- **Problem statement**
Extract the line that contains "What text is on this page?" and every line after it through the end of the records below, exactly as written, leaving out any pictures.

--- Begin ---

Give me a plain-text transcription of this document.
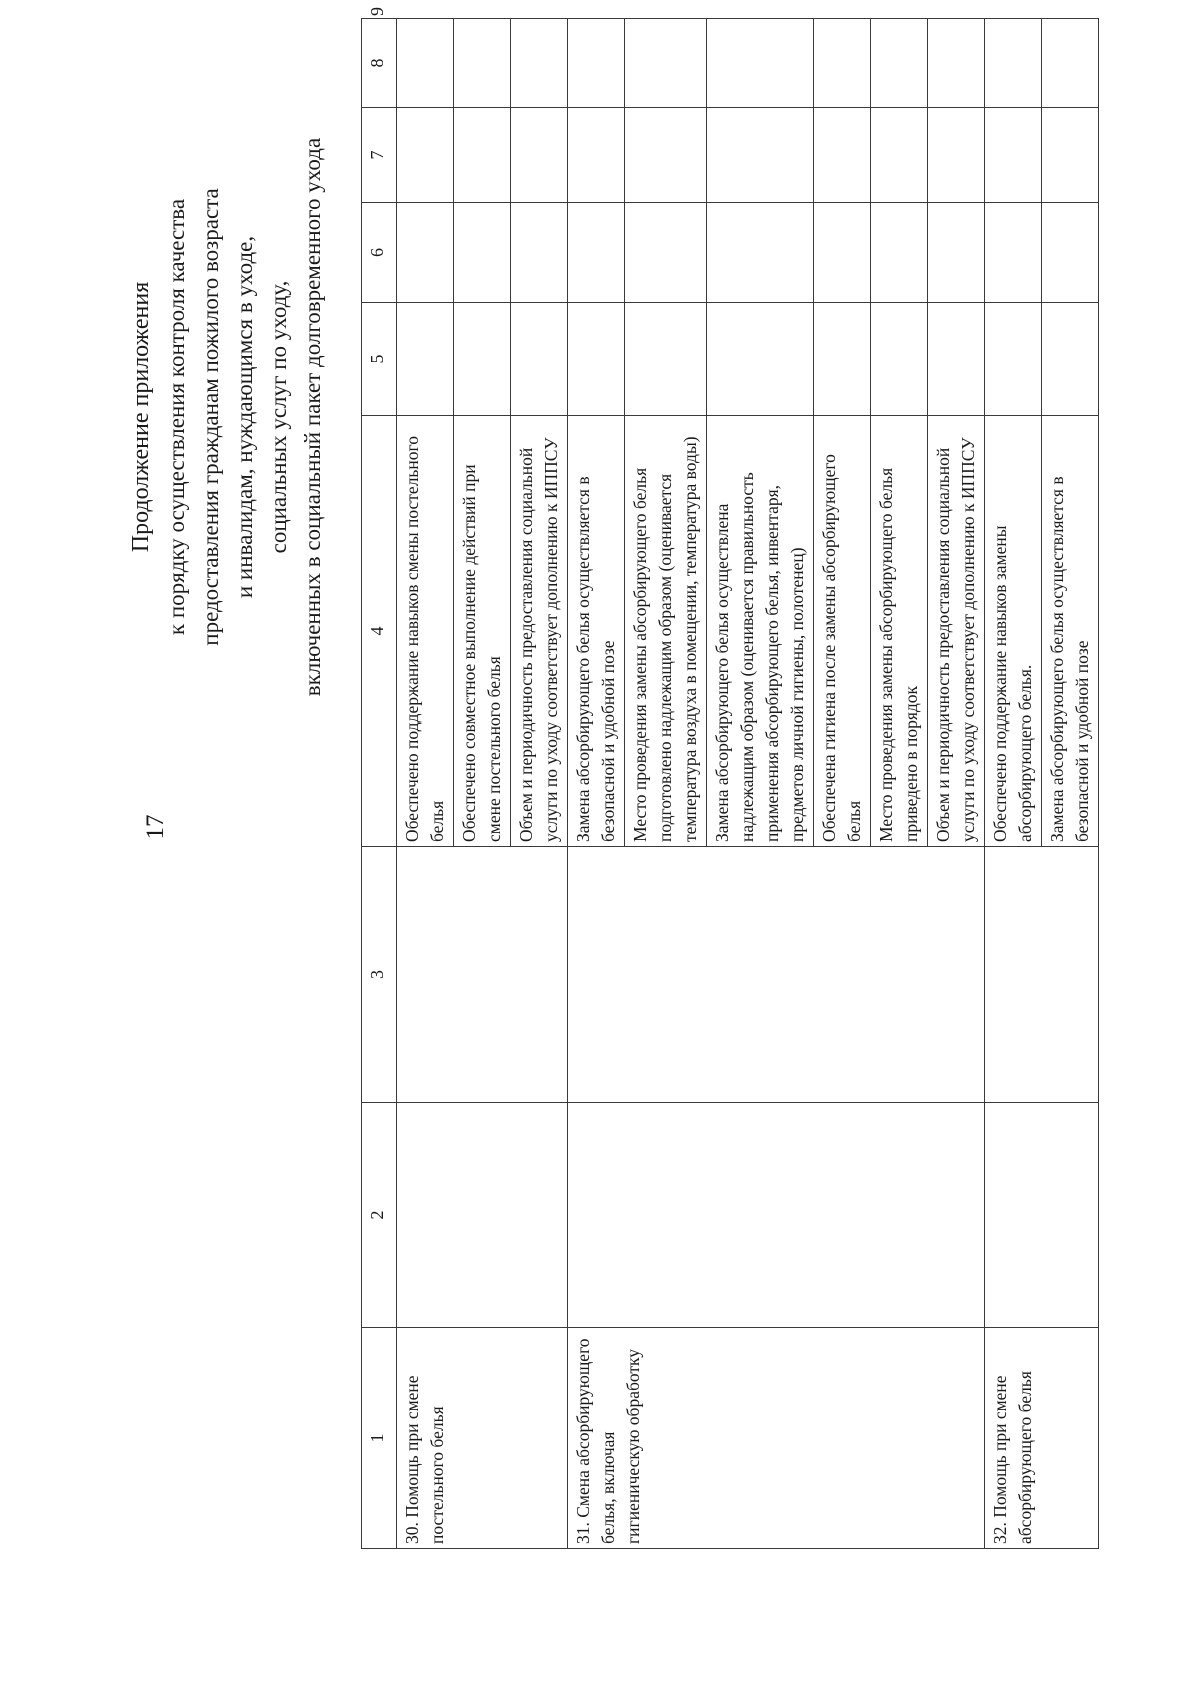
17
Продолжение приложения к порядку осуществления контроля качества предоставления гражданам пожилого возраста и инвалидам, нуждающимся в уходе, социальных услуг по уходу, включенных в социальный пакет долговременного ухода
1	2	3	4	5	6	7	8	9
30. Помощь при смене постельного белья			Обеспечено поддержание навыков смены постельного белья					
			Обеспечено совместное выполнение действий при смене постельного белья					
			Объем и периодичность предоставления социальной услуги по уходу соответствует дополнению к ИППСУ					
31. Смена абсорбирующего белья, включая гигиеническую обработку			Замена абсорбирующего белья осуществляется в безопасной и удобной позе					
			Место проведения замены абсорбирующего белья подготовлено надлежащим образом (оценивается температура воздуха в помещении, температура воды)					
			Замена абсорбирующего белья осуществлена надлежащим образом (оценивается правильность применения абсорбирующего белья, инвентаря, предметов личной гигиены, полотенец)					
			Обеспечена гигиена после замены абсорбирующего белья					
			Место проведения замены абсорбирующего белья приведено в порядок					
			Объем и периодичность предоставления социальной услуги по уходу соответствует дополнению к ИППСУ					
32. Помощь при смене абсорбирующего белья			Обеспечено поддержание навыков замены абсорбирующего белья.					
			Замена абсорбирующего белья осуществляется в безопасной и удобной позе					
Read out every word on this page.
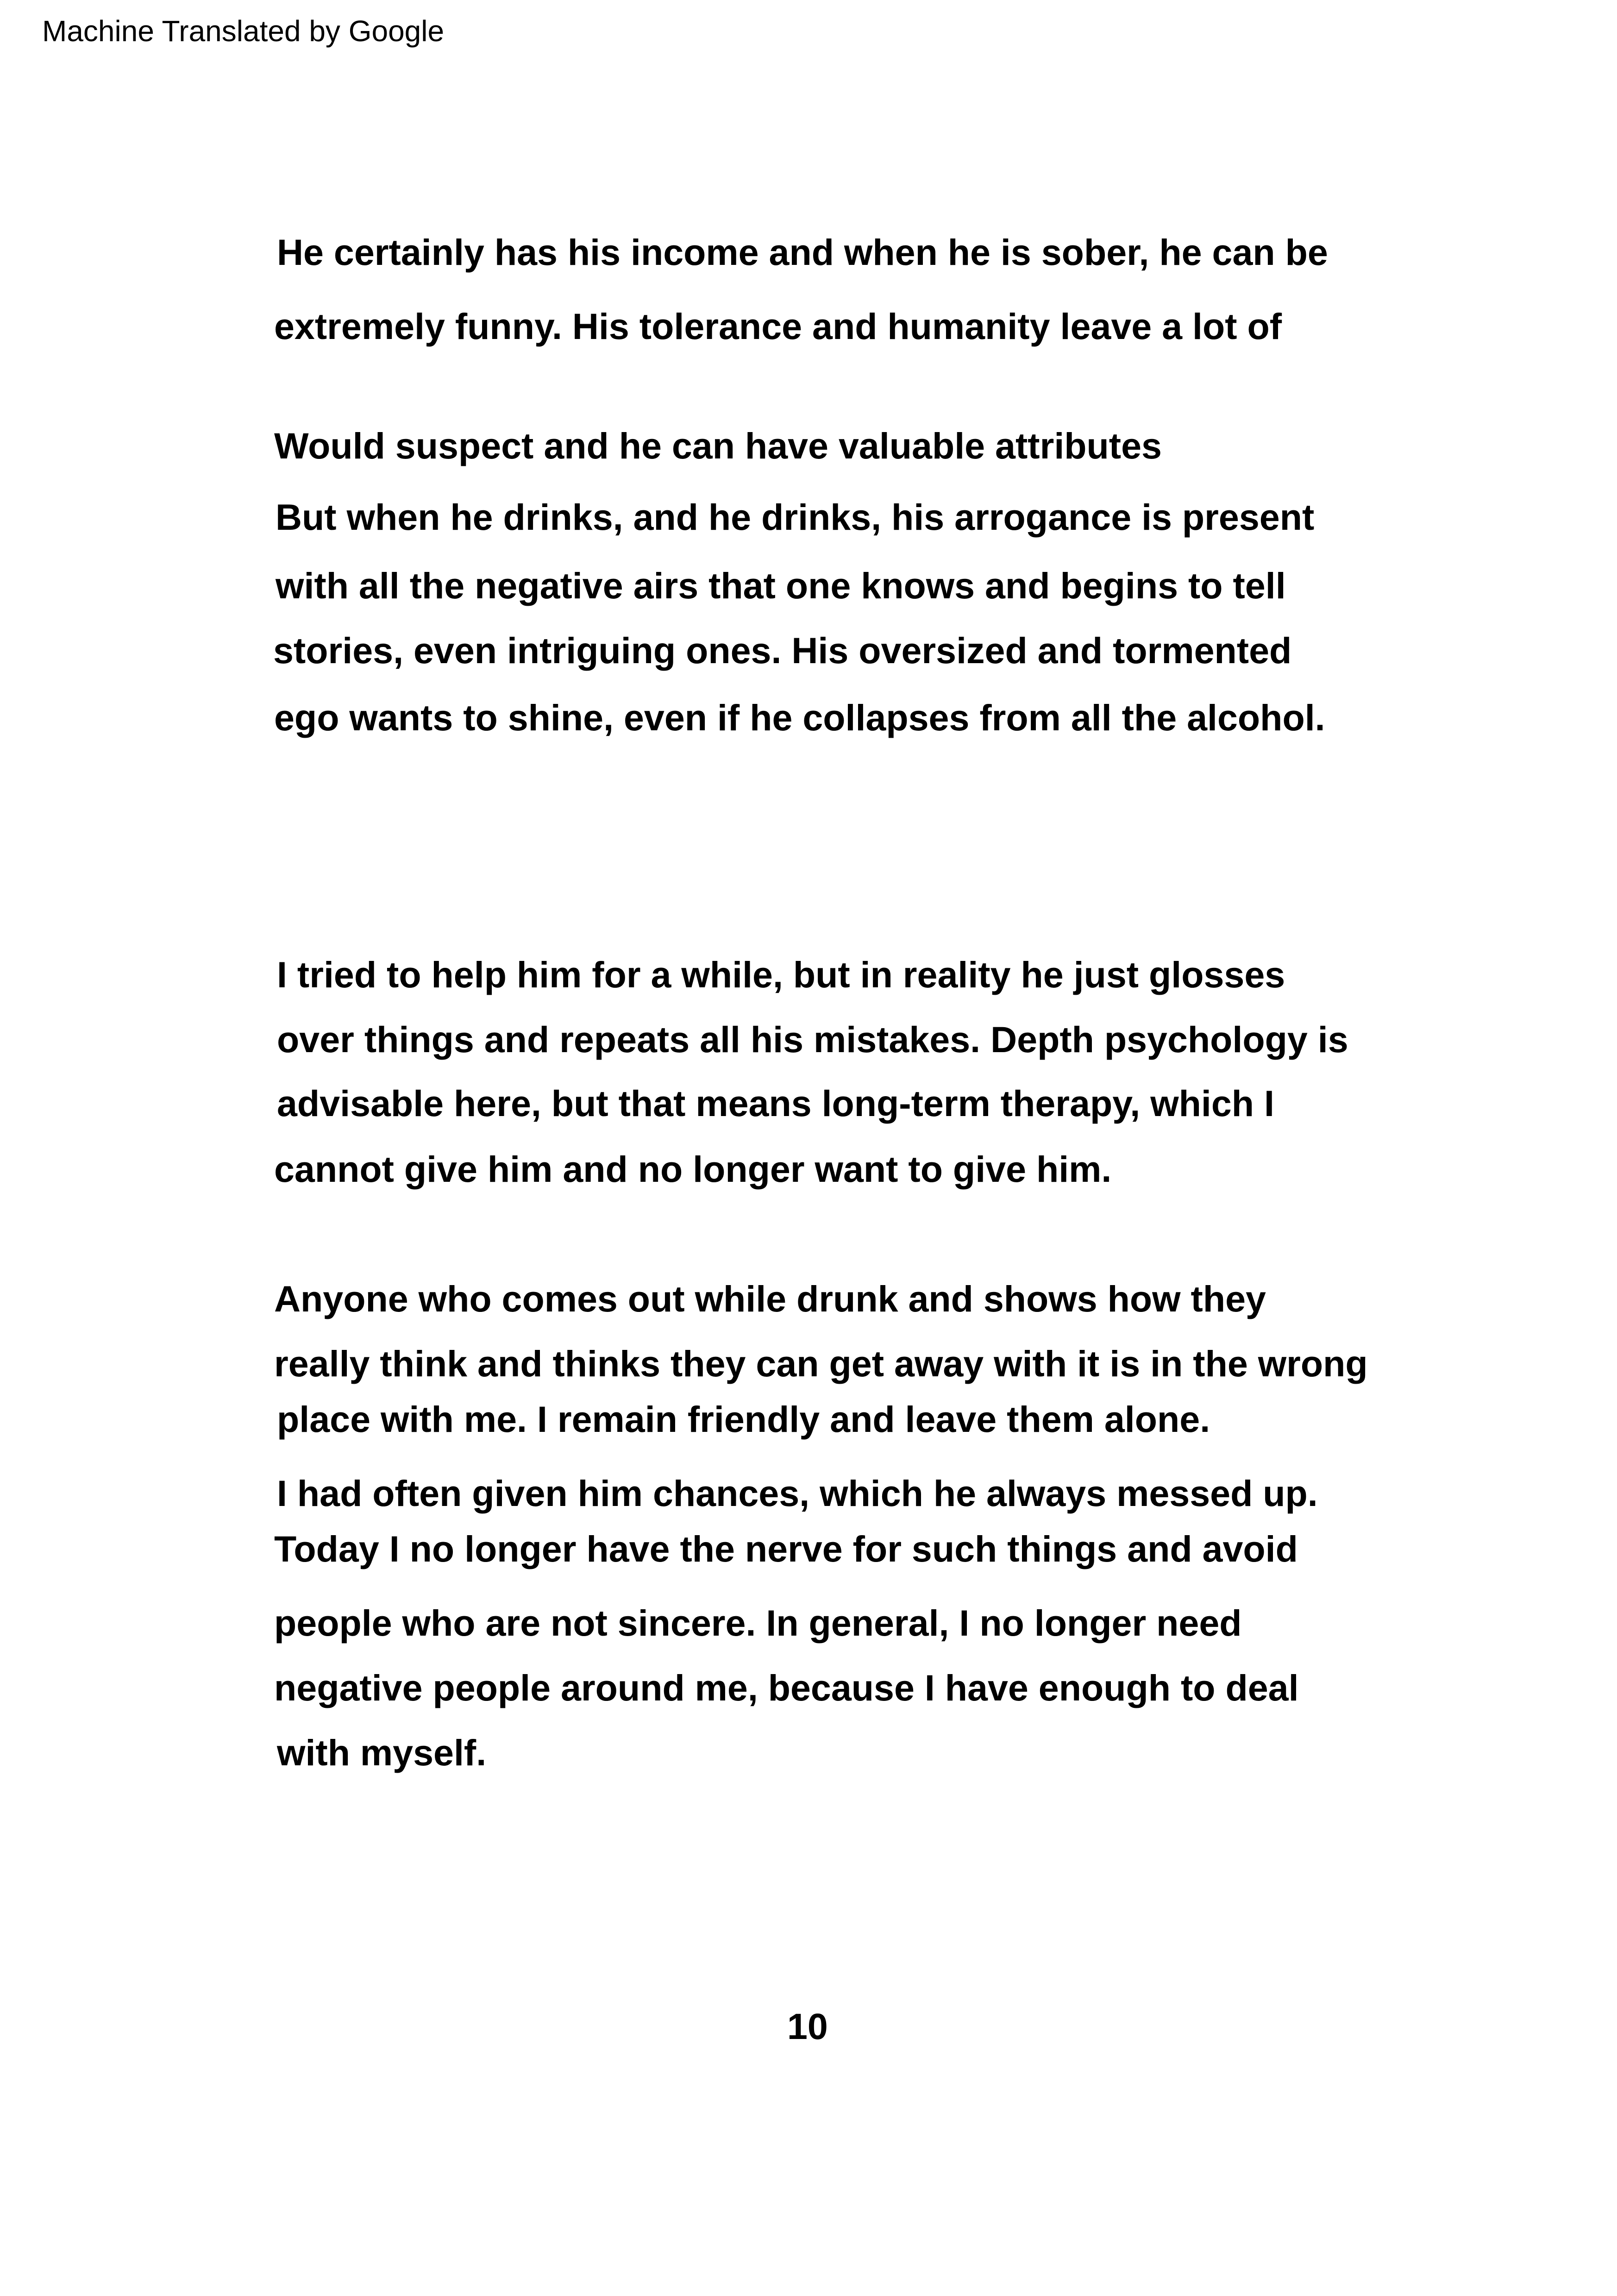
Machine Translated by Google
He certainly has his income and when he is sober, he can be
extremely funny. His tolerance and humanity leave a lot of
Would suspect and he can have valuable attributes
But when he drinks, and he drinks, his arrogance is present
with all the negative airs that one knows and begins to tell
stories, even intriguing ones. His oversized and tormented
ego wants to shine, even if he collapses from all the alcohol.
I tried to help him for a while, but in reality he just glosses
over things and repeats all his mistakes. Depth psychology is
advisable here, but that means long-term therapy, which I
cannot give him and no longer want to give him.
Anyone who comes out while drunk and shows how they
really think and thinks they can get away with it is in the wrong
place with me. I remain friendly and leave them alone.
I had often given him chances, which he always messed up.
Today I no longer have the nerve for such things and avoid
people who are not sincere. In general, I no longer need
negative people around me, because I have enough to deal
with myself.
10
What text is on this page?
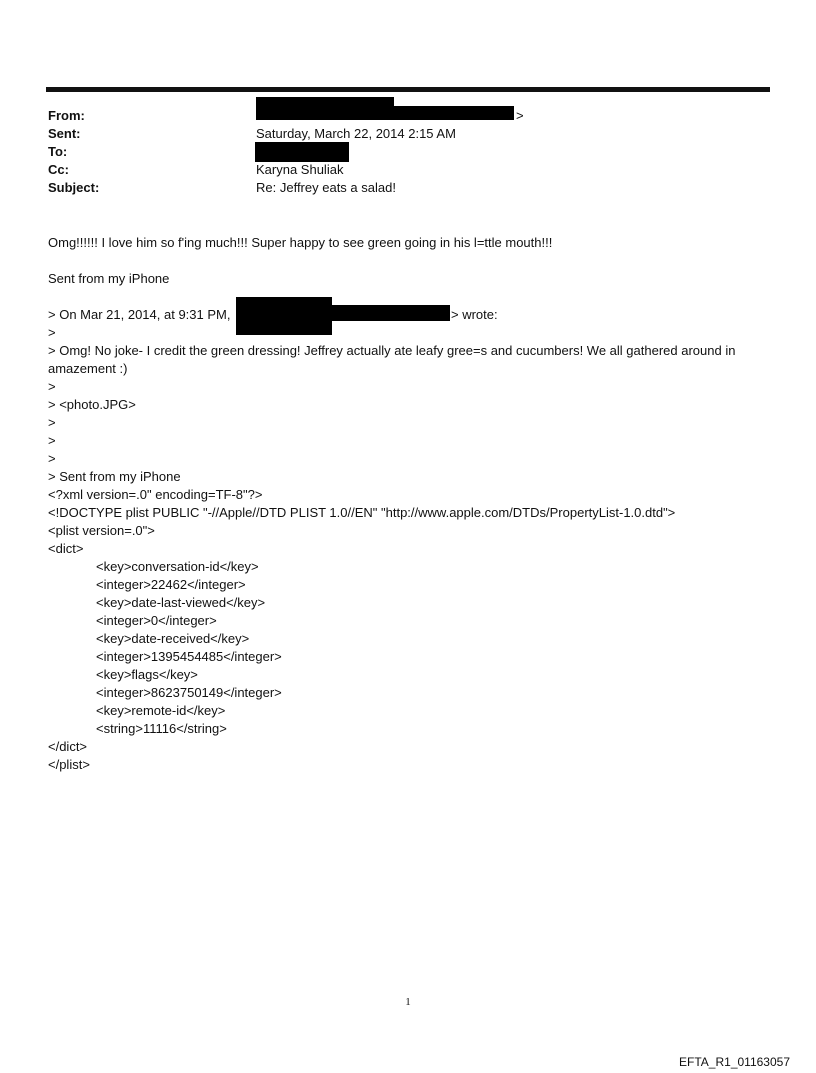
From:	>
Sent:	Saturday, March 22, 2014 2:15 AM
To:
Cc:	Karyna Shuliak
Subject:	Re: Jeffrey eats a salad!
Omg!!!!!! I love him so f'ing much!!! Super happy to see green going in his l=ttle mouth!!!
Sent from my iPhone
> On Mar 21, 2014, at 9:31 PM,	> wrote:
>
> Omg! No joke- I credit the green dressing! Jeffrey actually ate leafy gree=s and cucumbers! We all gathered around in amazement :)
>
> <photo.JPG>
>
>
>
> Sent from my iPhone
<?xml version=.0" encoding=TF-8"?>
<!DOCTYPE plist PUBLIC "-//Apple//DTD PLIST 1.0//EN" "http://www.apple.com/DTDs/PropertyList-1.0.dtd">
<plist version=.0">
<dict>
<key>conversation-id</key>
<integer>22462</integer>
<key>date-last-viewed</key>
<integer>0</integer>
<key>date-received</key>
<integer>1395454485</integer>
<key>flags</key>
<integer>8623750149</integer>
<key>remote-id</key>
<string>11116</string>
</dict>
</plist>
1
EFTA_R1_01163057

--- End ---

- **Result for this task**
What text is on this page?
From:	>
Sent:	Saturday, March 22, 2014 2:15 AM
To:
Cc:	Karyna Shuliak
Subject:	Re: Jeffrey eats a salad!
Omg!!!!!! I love him so f'ing much!!! Super happy to see green going in his l=ttle mouth!!!
Sent from my iPhone
> On Mar 21, 2014, at 9:31 PM,	> wrote:
>
> Omg! No joke- I credit the green dressing! Jeffrey actually ate leafy gree=s and cucumbers! We all gathered around in amazement :)
>
> <photo.JPG>
>
>
>
> Sent from my iPhone
<?xml version=.0" encoding=TF-8"?>
<!DOCTYPE plist PUBLIC "-//Apple//DTD PLIST 1.0//EN" "http://www.apple.com/DTDs/PropertyList-1.0.dtd">
<plist version=.0">
<dict>
<key>conversation-id</key>
<integer>22462</integer>
<key>date-last-viewed</key>
<integer>0</integer>
<key>date-received</key>
<integer>1395454485</integer>
<key>flags</key>
<integer>8623750149</integer>
<key>remote-id</key>
<string>11116</string>
</dict>
</plist>
1
EFTA_R1_01163057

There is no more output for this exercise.